**Complete the following**.
A – Write out the op shop passage word for word, starting with "Are op shops" and going on through "for op shops.".
B – Condense the paragraph of the op shop passage that begins "Popular content creators vlog" into one shorter sentence that keeps its main facts.

**Excerpted passage**.
--------

A spokesperson from Vinnies Victoria said the expansion was a result of “overwhelming community support for shopping second-hand goods”.
“There’s a range of factors that could be contributing to this, in particular, an increase in people wanting to shop in a more sustainable and values-driven way, while keeping costs down,” they said.
“There’s also a growing demographic of young shoppers looking to shop sustainably and enjoy the thrill of thrifting.”
Vinnies shops across NSW have enjoyed similar success, with six new stores and more than 4 million customers served in the past financial year.
Are op shops cool now?
While the cost of living crisis pushes more consumers with tighter budgets towards second-hand and thrifted clothing, social media has simultaneously bolstered a revival for op shops.
Popular content creators vlog their thrift hauls from second-hand clothing stores on TikTok while Instagram Reels curate recommendations for must-see vintage stores. No longer considered old or frumpy, pre-loved clothing stores present a wardrobe of opportunity and a time-capsule for fashion.
To put in plainly, they’re cool now.

--------

**Material**.

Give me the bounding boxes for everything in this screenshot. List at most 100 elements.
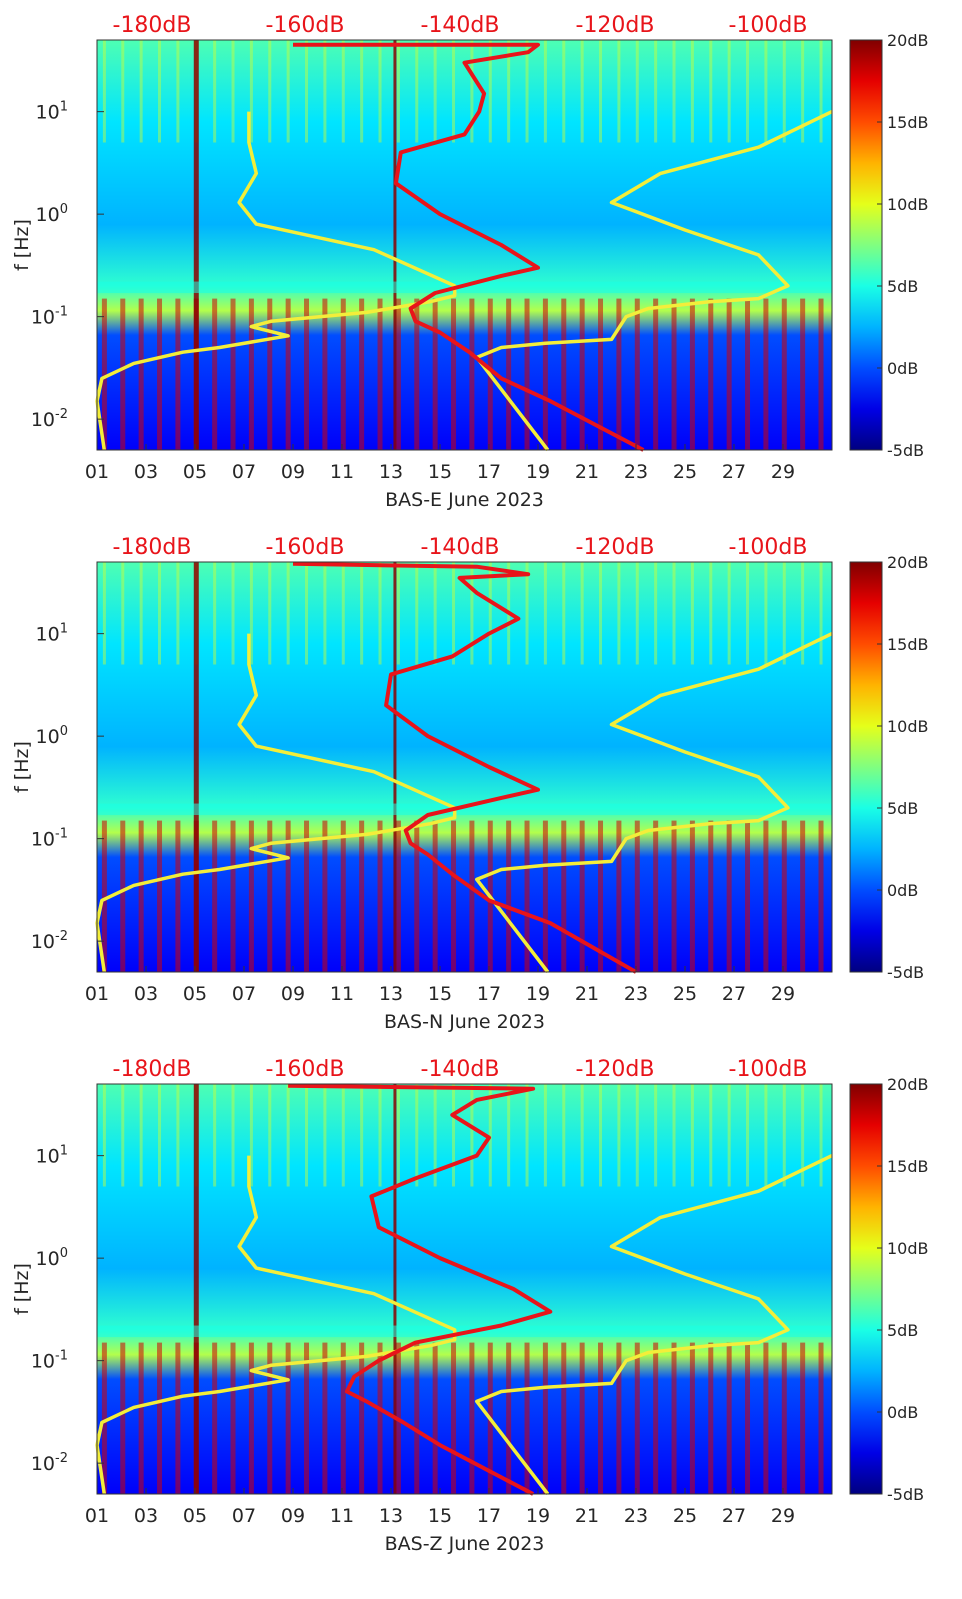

--------

**The responses**.
A –
Are op shops cool now?
While the cost of living crisis pushes more consumers with tighter budgets towards second-hand and thrifted clothing, social media has simultaneously bolstered a revival for op shops.

B – With content creators vlogging thrift hauls on TikTok and Instagram Reels recommending vintage stores, pre-loved clothing stores are no longer seen as old or frumpy but as a wardrobe of opportunity and a time capsule for fashion.